* WORK TO DO
Give every line of the records below as a JSON list of strings, one string per line, with blank lines left out. Leave the pictures out of the answer.

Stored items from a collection
● ● ● ●

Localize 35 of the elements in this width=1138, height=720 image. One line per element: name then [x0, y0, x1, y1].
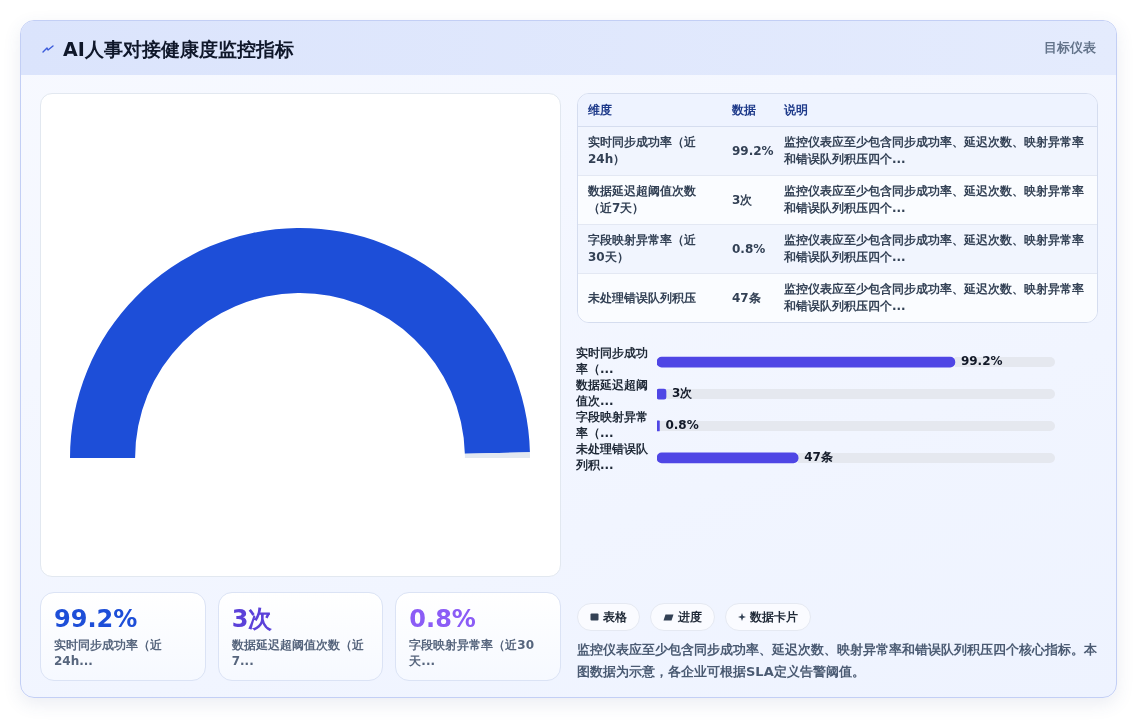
data-label: 0.8%: [665, 418, 699, 433]
text: 监控仪表应至少包含同步成功率、延迟次数、映射异常率和错误队列积压四个...: [784, 184, 1084, 215]
text: 47条: [732, 290, 761, 305]
text: 99.2%: [54, 605, 138, 633]
text: 监控仪表应至少包含同步成功率、延迟次数、映射异常率和错误队列积压四个...: [784, 233, 1084, 264]
text: 99.2%: [732, 143, 774, 158]
category-label: 实时同步成功率（近24h...: [54, 637, 163, 669]
text: 监控仪表应至少包含同步成功率、延迟次数、映射异常率和错误队列积压四个核心指标。本图数据为示意，各企业可根据SLA定义告警阈值。: [577, 641, 1098, 681]
category-label: 表格: [603, 608, 627, 626]
y-tick-label: 未处理错误队列积...: [575, 441, 649, 473]
category-label: 说明: [774, 94, 1097, 127]
text: 监控仪表应至少包含同步成功率、延迟次数、映射异常率和错误队列积压四个...: [784, 282, 1084, 313]
y-tick-label: 数据延迟超阈值次...: [575, 378, 648, 409]
text: 3次: [231, 605, 273, 633]
category-label: 维度: [578, 94, 722, 127]
data-label: 47条: [804, 449, 833, 464]
text: 3次: [732, 192, 753, 207]
text: 0.8%: [732, 241, 766, 256]
text: 监控仪表应至少包含同步成功率、延迟次数、映射异常率和错误队列积压四个...: [784, 135, 1084, 166]
text: AI人事对接健康度监控指标: [63, 37, 294, 62]
text: 目标仪表: [1044, 39, 1096, 57]
category-label: 数据延迟超阈值次数（近7...: [231, 637, 365, 669]
category-label: 数据卡片: [750, 608, 798, 626]
text: 0.8%: [409, 605, 476, 633]
text: 字段映射异常率（近30天）: [588, 233, 696, 264]
text: 数据延迟超阈值次数（近7天）: [588, 184, 696, 215]
text: 未处理错误队列积压: [588, 290, 696, 305]
text: 实时同步成功率（近24h）: [588, 135, 696, 166]
data-label: 99.2%: [960, 354, 1003, 369]
category-label: 进度: [678, 608, 702, 626]
y-tick-label: 字段映射异常率（...: [575, 409, 648, 441]
y-tick-label: 实时同步成功率（...: [575, 346, 648, 377]
category-label: 字段映射异常率（近30天...: [409, 637, 536, 669]
data-label: 3次: [672, 386, 694, 401]
category-label: 数据: [722, 94, 774, 127]
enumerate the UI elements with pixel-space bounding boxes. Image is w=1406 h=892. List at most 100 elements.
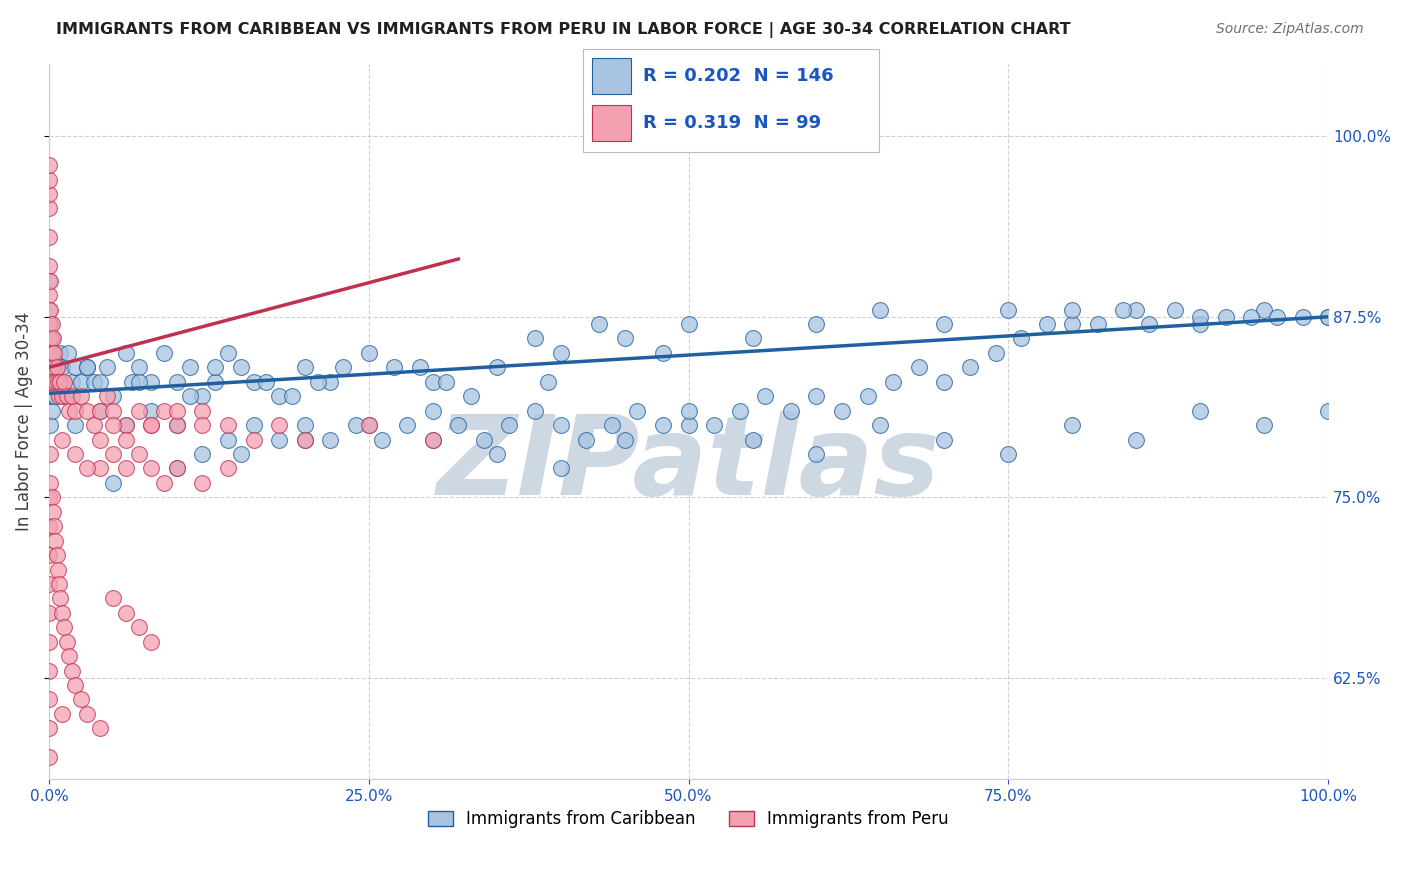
Point [89, 722, 111, 736]
Point [53, 375, 76, 389]
Point [48, 375, 70, 389]
Point [869, 302, 891, 317]
Y-axis label: In Labor Force | Age 30-34: In Labor Force | Age 30-34 [15, 312, 32, 531]
Point [38, 288, 60, 302]
Point [41, 317, 63, 331]
Point [38, 302, 60, 317]
Point [51, 360, 73, 375]
Point [1215, 310, 1237, 324]
Point [1125, 433, 1147, 447]
Point [63, 447, 86, 461]
Point [1062, 418, 1084, 433]
Point [460, 389, 482, 403]
Point [38, 750, 60, 764]
Point [38, 230, 60, 244]
Point [41, 346, 63, 360]
Point [229, 447, 252, 461]
Point [114, 418, 136, 433]
Point [41, 403, 63, 417]
Point [41, 331, 63, 345]
Point [38, 664, 60, 678]
Point [1035, 317, 1057, 331]
Point [141, 418, 163, 433]
Point [741, 433, 763, 447]
Point [1087, 317, 1109, 331]
Point [46, 360, 69, 375]
Point [56, 389, 79, 403]
Point [281, 389, 304, 403]
Point [128, 375, 150, 389]
Point [114, 433, 136, 447]
Point [294, 418, 316, 433]
Point [96, 389, 118, 403]
Point [524, 403, 547, 417]
Point [191, 447, 214, 461]
Point [49, 346, 72, 360]
Point [53, 620, 76, 634]
Point [806, 447, 828, 461]
Point [447, 418, 470, 433]
Point [678, 317, 700, 331]
Point [46, 562, 69, 576]
Point [728, 403, 751, 417]
Point [242, 375, 264, 389]
Point [319, 375, 342, 389]
Point [332, 360, 354, 375]
Point [42, 346, 65, 360]
Point [344, 418, 367, 433]
Point [204, 360, 226, 375]
Point [44, 533, 66, 548]
Point [141, 634, 163, 648]
Point [70, 692, 93, 706]
Point [153, 346, 176, 360]
Point [166, 403, 188, 417]
Point [191, 389, 214, 403]
Text: IMMIGRANTS FROM CARIBBEAN VS IMMIGRANTS FROM PERU IN LABOR FORCE | AGE 30-34 COR: IMMIGRANTS FROM CARIBBEAN VS IMMIGRANTS … [56, 22, 1071, 38]
Point [550, 461, 572, 475]
Point [76, 706, 98, 721]
Point [114, 418, 136, 433]
Point [83, 418, 105, 433]
Point [60, 375, 83, 389]
Text: ZIPatlas: ZIPatlas [437, 411, 941, 518]
Point [1317, 310, 1340, 324]
Point [294, 360, 316, 375]
Point [38, 577, 60, 591]
Point [422, 375, 444, 389]
Point [128, 360, 150, 375]
Point [1125, 302, 1147, 317]
Point [229, 360, 252, 375]
Point [89, 433, 111, 447]
Point [101, 475, 124, 490]
Point [242, 418, 264, 433]
Point [1189, 403, 1212, 417]
Point [294, 433, 316, 447]
Point [38, 375, 60, 389]
Point [191, 403, 214, 417]
Point [58, 649, 80, 664]
Point [96, 360, 118, 375]
Point [38, 317, 60, 331]
Point [76, 461, 98, 475]
Point [39, 475, 62, 490]
Point [70, 389, 93, 403]
Point [63, 418, 86, 433]
Point [44, 389, 66, 403]
Point [128, 447, 150, 461]
Point [319, 433, 342, 447]
Point [678, 403, 700, 417]
Point [1291, 310, 1313, 324]
Point [984, 346, 1007, 360]
Point [114, 606, 136, 620]
Point [307, 375, 329, 389]
Point [357, 418, 380, 433]
Point [51, 433, 73, 447]
Point [39, 317, 62, 331]
Point [76, 360, 98, 375]
Point [1240, 310, 1263, 324]
Point [38, 491, 60, 505]
Point [703, 418, 725, 433]
Point [613, 331, 636, 345]
Point [45, 548, 67, 562]
Point [42, 331, 65, 345]
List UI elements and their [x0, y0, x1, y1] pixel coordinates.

● ● ● ●

* CORRECT RESPONSE
[
  "Localize 35 of the elements in this width=1138, height=720 image. One line per element: name then [x0, y0, x1, y1].",
  "data-label: 0.8%: [665, 418, 699, 433]",
  "text: 监控仪表应至少包含同步成功率、延迟次数、映射异常率和错误队列积压四个...: [784, 184, 1084, 215]",
  "text: 47条: [732, 290, 761, 305]",
  "text: 99.2%: [54, 605, 138, 633]",
  "text: 监控仪表应至少包含同步成功率、延迟次数、映射异常率和错误队列积压四个...: [784, 233, 1084, 264]",
  "text: 99.2%: [732, 143, 774, 158]",
  "category-label: 实时同步成功率（近24h...: [54, 637, 163, 669]",
  "text: 监控仪表应至少包含同步成功率、延迟次数、映射异常率和错误队列积压四个核心指标。本图数据为示意，各企业可根据SLA定义告警阈值。: [577, 641, 1098, 681]",
  "category-label: 表格: [603, 608, 627, 626]",
  "y-tick-label: 未处理错误队列积...: [575, 441, 649, 473]",
  "category-label: 说明: [774, 94, 1097, 127]",
  "text: 监控仪表应至少包含同步成功率、延迟次数、映射异常率和错误队列积压四个...: [784, 282, 1084, 313]",
  "y-tick-label: 数据延迟超阈值次...: [575, 378, 648, 409]",
  "text: 3次: [231, 605, 273, 633]",
  "category-label: 维度: [578, 94, 722, 127]",
  "data-label: 47条: [804, 449, 833, 464]",
  "text: 3次: [732, 192, 753, 207]",
  "text: 0.8%: [732, 241, 766, 256]",
  "text: 监控仪表应至少包含同步成功率、延迟次数、映射异常率和错误队列积压四个...: [784, 135, 1084, 166]",
  "text: AI人事对接健康度监控指标: [63, 37, 294, 62]",
  "text: 目标仪表: [1044, 39, 1096, 57]",
  "category-label: 数据延迟超阈值次数（近7...: [231, 637, 365, 669]",
  "category-label: 数据卡片: [750, 608, 798, 626]",
  "text: 0.8%: [409, 605, 476, 633]",
  "text: 字段映射异常率（近30天）: [588, 233, 696, 264]",
  "text: 数据延迟超阈值次数（近7天）: [588, 184, 696, 215]",
  "text: 未处理错误队列积压: [588, 290, 696, 305]",
  "text: 实时同步成功率（近24h）: [588, 135, 696, 166]",
  "data-label: 99.2%: [960, 354, 1003, 369]",
  "category-label: 进度: [678, 608, 702, 626]",
  "y-tick-label: 字段映射异常率（...: [575, 409, 648, 441]",
  "y-tick-label: 实时同步成功率（...: [575, 346, 648, 377]",
  "category-label: 字段映射异常率（近30天...: [409, 637, 536, 669]",
  "data-label: 3次: [672, 386, 694, 401]",
  "category-label: 数据: [722, 94, 774, 127]",
  "enumerate the UI elements with pixel-space bounding boxes. Image is w=1406 h=892. List at most 100 elements.",
  "Point [89, 722, 111, 736]",
  "Point [53, 375, 76, 389]",
  "Point [48, 375, 70, 389]",
  "Point [869, 302, 891, 317]",
  "Y-axis label: In Labor Force | Age 30-34: In Labor Force | Age 30-34 [15, 312, 32, 531]",
  "Point [38, 288, 60, 302]",
  "Point [41, 317, 63, 331]",
  "Point [38, 302, 60, 317]",
  "Point [51, 360, 73, 375]",
  "Point [1215, 310, 1237, 324]",
  "Point [1125, 433, 1147, 447]",
  "Point [63, 447, 86, 461]",
  "Point [1062, 418, 1084, 433]",
  "Point [460, 389, 482, 403]",
  "Point [38, 750, 60, 764]",
  "Point [38, 230, 60, 244]",
  "Point [41, 346, 63, 360]",
  "Point [229, 447, 252, 461]",
  "Point [114, 418, 136, 433]",
  "Point [41, 403, 63, 417]",
  "Point [41, 331, 63, 345]",
  "Point [38, 664, 60, 678]",
  "Point [1035, 317, 1057, 331]",
  "Point [141, 418, 163, 433]",
  "Point [741, 433, 763, 447]",
  "Point [1087, 317, 1109, 331]",
  "Point [46, 360, 69, 375]",
  "Point [56, 389, 79, 403]",
  "Point [281, 389, 304, 403]",
  "Point [128, 375, 150, 389]",
  "Point [114, 433, 136, 447]",
  "Point [294, 418, 316, 433]",
  "Point [96, 389, 118, 403]",
  "Point [524, 403, 547, 417]",
  "Point [191, 447, 214, 461]",
  "Point [49, 346, 72, 360]",
  "Point [53, 620, 76, 634]",
  "Point [806, 447, 828, 461]",
  "Point [447, 418, 470, 433]",
  "Point [678, 317, 700, 331]",
  "Point [46, 562, 69, 576]",
  "Point [728, 403, 751, 417]",
  "Point [242, 375, 264, 389]",
  "Point [319, 375, 342, 389]",
  "Point [332, 360, 354, 375]",
  "Point [42, 346, 65, 360]",
  "Point [344, 418, 367, 433]",
  "Point [204, 360, 226, 375]",
  "Point [44, 533, 66, 548]",
  "Point [141, 634, 163, 648]",
  "Point [70, 692, 93, 706]",
  "Point [153, 346, 176, 360]",
  "Point [166, 403, 188, 417]",
  "Point [191, 389, 214, 403]",
  "Text: IMMIGRANTS FROM CARIBBEAN VS IMMIGRANTS FROM PERU IN LABOR FORCE | AGE 30-34 COR: IMMIGRANTS FROM CARIBBEAN VS IMMIGRANTS … [56, 22, 1071, 38]",
  "Point [550, 461, 572, 475]",
  "Point [76, 706, 98, 721]",
  "Point [114, 418, 136, 433]",
  "Point [83, 418, 105, 433]",
  "Point [60, 375, 83, 389]",
  "Text: ZIPatlas: ZIPatlas [437, 411, 941, 518]",
  "Point [1317, 310, 1340, 324]",
  "Point [294, 360, 316, 375]",
  "Point [38, 577, 60, 591]",
  "Point [422, 375, 444, 389]",
  "Point [128, 360, 150, 375]",
  "Point [1125, 302, 1147, 317]",
  "Point [229, 360, 252, 375]",
  "Point [89, 433, 111, 447]",
  "Point [101, 475, 124, 490]",
  "Point [242, 418, 264, 433]",
  "Point [1189, 403, 1212, 417]",
  "Point [294, 433, 316, 447]",
  "Point [38, 375, 60, 389]",
  "Point [191, 403, 214, 417]",
  "Point [58, 649, 80, 664]",
  "Point [96, 360, 118, 375]",
  "Point [38, 317, 60, 331]",
  "Point [76, 461, 98, 475]",
  "Point [39, 475, 62, 490]",
  "Point [70, 389, 93, 403]",
  "Point [63, 418, 86, 433]",
  "Point [44, 389, 66, 403]",
  "Point [128, 447, 150, 461]",
  "Point [319, 433, 342, 447]",
  "Point [678, 403, 700, 417]",
  "Point [1291, 310, 1313, 324]",
  "Point [984, 346, 1007, 360]",
  "Point [114, 606, 136, 620]",
  "Point [307, 375, 329, 389]",
  "Point [357, 418, 380, 433]",
  "Point [51, 433, 73, 447]",
  "Point [39, 317, 62, 331]",
  "Point [76, 360, 98, 375]",
  "Point [1240, 310, 1263, 324]",
  "Point [38, 491, 60, 505]",
  "Point [703, 418, 725, 433]",
  "Point [613, 331, 636, 345]",
  "Point [45, 548, 67, 562]",
  "Point [42, 331, 65, 345]",
  "List UI elements and their [x0, y0, x1, y1] pixel coordinates."
]